● **TASK PROMPT**:
Restate the entries below word for word, omitting nothing.

++++ MATERIAL TO PROCESS ++++

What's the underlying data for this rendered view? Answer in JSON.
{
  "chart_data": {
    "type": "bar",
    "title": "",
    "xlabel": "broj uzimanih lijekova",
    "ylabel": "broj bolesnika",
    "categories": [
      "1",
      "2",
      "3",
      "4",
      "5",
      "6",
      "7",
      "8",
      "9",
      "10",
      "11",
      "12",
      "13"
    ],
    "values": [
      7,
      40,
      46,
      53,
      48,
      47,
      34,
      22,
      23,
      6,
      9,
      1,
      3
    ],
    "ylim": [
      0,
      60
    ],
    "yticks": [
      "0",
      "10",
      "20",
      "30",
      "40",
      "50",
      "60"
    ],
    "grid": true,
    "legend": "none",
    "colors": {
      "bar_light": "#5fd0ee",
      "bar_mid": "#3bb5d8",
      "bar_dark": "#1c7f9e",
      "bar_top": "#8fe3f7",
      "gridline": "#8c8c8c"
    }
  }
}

++++

● **EXERCISE RESPONSE**:
What's the underlying data for this rendered view? Answer in JSON.
{
  "chart_data": {
    "type": "bar",
    "title": "",
    "xlabel": "broj uzimanih lijekova",
    "ylabel": "broj bolesnika",
    "categories": [
      "1",
      "2",
      "3",
      "4",
      "5",
      "6",
      "7",
      "8",
      "9",
      "10",
      "11",
      "12",
      "13"
    ],
    "values": [
      7,
      40,
      46,
      53,
      48,
      47,
      34,
      22,
      23,
      6,
      9,
      1,
      3
    ],
    "ylim": [
      0,
      60
    ],
    "yticks": [
      "0",
      "10",
      "20",
      "30",
      "40",
      "50",
      "60"
    ],
    "grid": true,
    "legend": "none",
    "colors": {
      "bar_light": "#5fd0ee",
      "bar_mid": "#3bb5d8",
      "bar_dark": "#1c7f9e",
      "bar_top": "#8fe3f7",
      "gridline": "#8c8c8c"
    }
  }
}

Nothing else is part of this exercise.